**Set problem**
Copy the records verbatim, starting with their first line and stopping after the line that contains "table-row — [83, 289, 608, 320]".

**Data provided**
— START —
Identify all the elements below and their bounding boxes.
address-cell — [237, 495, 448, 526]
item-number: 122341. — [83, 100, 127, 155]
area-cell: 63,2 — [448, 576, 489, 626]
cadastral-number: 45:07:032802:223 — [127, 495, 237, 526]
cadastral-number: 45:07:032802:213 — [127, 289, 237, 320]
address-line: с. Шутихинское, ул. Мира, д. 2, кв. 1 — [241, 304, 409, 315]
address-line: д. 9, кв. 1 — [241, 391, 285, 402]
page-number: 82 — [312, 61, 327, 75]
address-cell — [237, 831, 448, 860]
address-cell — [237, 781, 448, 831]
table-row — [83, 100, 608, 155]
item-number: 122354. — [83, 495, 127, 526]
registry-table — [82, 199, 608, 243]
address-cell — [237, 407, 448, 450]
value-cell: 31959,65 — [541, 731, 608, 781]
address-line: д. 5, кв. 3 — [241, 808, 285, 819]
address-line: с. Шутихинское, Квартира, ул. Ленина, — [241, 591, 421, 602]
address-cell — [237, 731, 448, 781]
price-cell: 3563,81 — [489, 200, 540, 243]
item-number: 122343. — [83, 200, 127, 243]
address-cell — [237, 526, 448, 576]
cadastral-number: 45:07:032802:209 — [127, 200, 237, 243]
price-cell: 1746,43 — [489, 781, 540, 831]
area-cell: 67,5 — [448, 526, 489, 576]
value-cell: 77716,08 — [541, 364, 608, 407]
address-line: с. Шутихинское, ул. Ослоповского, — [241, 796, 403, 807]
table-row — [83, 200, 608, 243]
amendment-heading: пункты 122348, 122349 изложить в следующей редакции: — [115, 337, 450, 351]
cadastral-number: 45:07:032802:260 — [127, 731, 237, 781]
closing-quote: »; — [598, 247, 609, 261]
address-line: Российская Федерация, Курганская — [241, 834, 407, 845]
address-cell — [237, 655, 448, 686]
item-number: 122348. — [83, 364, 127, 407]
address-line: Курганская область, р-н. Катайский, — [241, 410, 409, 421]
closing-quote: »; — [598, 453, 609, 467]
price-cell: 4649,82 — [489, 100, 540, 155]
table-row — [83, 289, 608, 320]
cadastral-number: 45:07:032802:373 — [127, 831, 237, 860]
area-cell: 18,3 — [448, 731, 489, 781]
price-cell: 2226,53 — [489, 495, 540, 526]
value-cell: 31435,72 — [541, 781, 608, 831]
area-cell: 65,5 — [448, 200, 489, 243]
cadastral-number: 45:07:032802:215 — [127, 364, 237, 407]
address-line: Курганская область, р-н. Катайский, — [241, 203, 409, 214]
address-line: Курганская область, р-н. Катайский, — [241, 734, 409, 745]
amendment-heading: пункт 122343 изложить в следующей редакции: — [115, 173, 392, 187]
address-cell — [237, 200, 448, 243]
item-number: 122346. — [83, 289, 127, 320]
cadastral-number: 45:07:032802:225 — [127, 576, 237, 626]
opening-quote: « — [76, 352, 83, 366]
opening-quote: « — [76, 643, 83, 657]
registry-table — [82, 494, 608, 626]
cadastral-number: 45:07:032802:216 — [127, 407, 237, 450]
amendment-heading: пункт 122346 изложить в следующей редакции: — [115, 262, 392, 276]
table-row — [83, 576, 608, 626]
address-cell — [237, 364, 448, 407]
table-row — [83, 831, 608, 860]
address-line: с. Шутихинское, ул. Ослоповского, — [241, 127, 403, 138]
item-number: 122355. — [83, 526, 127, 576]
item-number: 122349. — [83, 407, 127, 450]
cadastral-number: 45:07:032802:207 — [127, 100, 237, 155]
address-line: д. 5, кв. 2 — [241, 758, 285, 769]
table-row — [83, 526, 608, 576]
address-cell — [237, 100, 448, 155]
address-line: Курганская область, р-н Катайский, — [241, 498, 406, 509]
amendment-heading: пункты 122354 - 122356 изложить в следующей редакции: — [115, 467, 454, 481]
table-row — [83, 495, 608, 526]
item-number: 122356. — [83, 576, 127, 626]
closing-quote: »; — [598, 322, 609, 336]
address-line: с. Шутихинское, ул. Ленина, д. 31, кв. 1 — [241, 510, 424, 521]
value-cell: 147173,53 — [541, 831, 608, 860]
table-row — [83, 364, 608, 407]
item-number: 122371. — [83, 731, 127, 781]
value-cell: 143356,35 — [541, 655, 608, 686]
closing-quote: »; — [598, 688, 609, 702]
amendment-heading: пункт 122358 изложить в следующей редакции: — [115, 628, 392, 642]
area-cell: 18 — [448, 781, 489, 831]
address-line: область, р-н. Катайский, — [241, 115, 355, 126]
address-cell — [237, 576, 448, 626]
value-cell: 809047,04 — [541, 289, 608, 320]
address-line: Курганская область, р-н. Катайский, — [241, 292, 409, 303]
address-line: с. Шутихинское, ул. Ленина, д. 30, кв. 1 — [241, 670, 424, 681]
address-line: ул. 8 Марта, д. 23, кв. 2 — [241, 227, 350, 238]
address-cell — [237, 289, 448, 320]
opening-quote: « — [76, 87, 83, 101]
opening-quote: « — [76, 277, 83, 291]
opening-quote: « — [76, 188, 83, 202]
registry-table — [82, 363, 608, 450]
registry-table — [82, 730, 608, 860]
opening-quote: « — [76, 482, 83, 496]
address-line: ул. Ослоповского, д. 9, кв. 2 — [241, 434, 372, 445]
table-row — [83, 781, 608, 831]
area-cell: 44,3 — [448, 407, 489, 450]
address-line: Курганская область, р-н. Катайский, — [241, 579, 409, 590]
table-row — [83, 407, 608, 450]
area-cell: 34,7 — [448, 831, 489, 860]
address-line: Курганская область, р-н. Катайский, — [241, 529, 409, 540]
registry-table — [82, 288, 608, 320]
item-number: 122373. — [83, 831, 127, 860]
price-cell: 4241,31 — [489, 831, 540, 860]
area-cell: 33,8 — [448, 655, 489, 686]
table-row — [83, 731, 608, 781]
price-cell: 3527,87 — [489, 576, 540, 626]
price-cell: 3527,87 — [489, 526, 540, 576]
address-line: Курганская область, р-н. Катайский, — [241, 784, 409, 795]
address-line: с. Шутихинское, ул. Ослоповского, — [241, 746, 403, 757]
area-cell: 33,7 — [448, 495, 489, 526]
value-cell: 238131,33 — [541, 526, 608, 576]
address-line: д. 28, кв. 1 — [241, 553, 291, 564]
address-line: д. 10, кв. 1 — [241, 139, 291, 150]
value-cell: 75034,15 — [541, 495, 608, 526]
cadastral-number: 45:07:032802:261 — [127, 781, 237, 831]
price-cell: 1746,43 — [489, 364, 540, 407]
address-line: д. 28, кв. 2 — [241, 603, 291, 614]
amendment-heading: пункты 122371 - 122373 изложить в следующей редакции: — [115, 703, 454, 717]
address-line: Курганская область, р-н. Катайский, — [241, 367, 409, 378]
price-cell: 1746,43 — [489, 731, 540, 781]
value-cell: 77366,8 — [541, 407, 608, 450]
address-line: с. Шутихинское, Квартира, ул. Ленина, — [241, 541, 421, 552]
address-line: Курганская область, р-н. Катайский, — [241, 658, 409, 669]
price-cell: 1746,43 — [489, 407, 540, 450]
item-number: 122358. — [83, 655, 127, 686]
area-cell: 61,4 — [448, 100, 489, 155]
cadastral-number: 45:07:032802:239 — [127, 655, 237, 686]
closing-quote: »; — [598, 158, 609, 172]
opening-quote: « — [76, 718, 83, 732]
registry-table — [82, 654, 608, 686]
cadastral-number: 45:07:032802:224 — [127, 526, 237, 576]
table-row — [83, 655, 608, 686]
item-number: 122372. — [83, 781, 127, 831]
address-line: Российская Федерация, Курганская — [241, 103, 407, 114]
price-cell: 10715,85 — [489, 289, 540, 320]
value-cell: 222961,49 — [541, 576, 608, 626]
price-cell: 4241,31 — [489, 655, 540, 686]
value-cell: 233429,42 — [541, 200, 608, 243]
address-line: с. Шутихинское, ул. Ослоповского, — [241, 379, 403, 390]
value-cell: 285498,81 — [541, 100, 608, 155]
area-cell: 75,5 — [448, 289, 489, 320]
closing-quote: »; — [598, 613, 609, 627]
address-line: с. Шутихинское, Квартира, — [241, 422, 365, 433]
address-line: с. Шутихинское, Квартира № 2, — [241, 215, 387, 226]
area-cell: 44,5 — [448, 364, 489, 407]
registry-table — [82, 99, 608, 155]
— END —
**Solution to the exercise**
Identify all the elements below and their bounding boxes.
address-cell — [237, 495, 448, 526]
item-number: 122341. — [83, 100, 127, 155]
area-cell: 63,2 — [448, 576, 489, 626]
cadastral-number: 45:07:032802:223 — [127, 495, 237, 526]
cadastral-number: 45:07:032802:213 — [127, 289, 237, 320]
address-line: с. Шутихинское, ул. Мира, д. 2, кв. 1 — [241, 304, 409, 315]
address-line: д. 9, кв. 1 — [241, 391, 285, 402]
page-number: 82 — [312, 61, 327, 75]
address-cell — [237, 831, 448, 860]
address-cell — [237, 781, 448, 831]
table-row — [83, 100, 608, 155]
item-number: 122354. — [83, 495, 127, 526]
registry-table — [82, 199, 608, 243]
address-cell — [237, 407, 448, 450]
value-cell: 31959,65 — [541, 731, 608, 781]
address-line: д. 5, кв. 3 — [241, 808, 285, 819]
address-line: с. Шутихинское, Квартира, ул. Ленина, — [241, 591, 421, 602]
address-cell — [237, 731, 448, 781]
price-cell: 3563,81 — [489, 200, 540, 243]
item-number: 122343. — [83, 200, 127, 243]
address-cell — [237, 526, 448, 576]
cadastral-number: 45:07:032802:209 — [127, 200, 237, 243]
price-cell: 1746,43 — [489, 781, 540, 831]
area-cell: 67,5 — [448, 526, 489, 576]
value-cell: 77716,08 — [541, 364, 608, 407]
address-line: с. Шутихинское, ул. Ослоповского, — [241, 796, 403, 807]
table-row — [83, 200, 608, 243]
amendment-heading: пункты 122348, 122349 изложить в следующей редакции: — [115, 337, 450, 351]
cadastral-number: 45:07:032802:260 — [127, 731, 237, 781]
closing-quote: »; — [598, 247, 609, 261]
address-line: Российская Федерация, Курганская — [241, 834, 407, 845]
address-cell — [237, 655, 448, 686]
item-number: 122348. — [83, 364, 127, 407]
address-line: Курганская область, р-н. Катайский, — [241, 410, 409, 421]
closing-quote: »; — [598, 453, 609, 467]
price-cell: 4649,82 — [489, 100, 540, 155]
table-row — [83, 289, 608, 320]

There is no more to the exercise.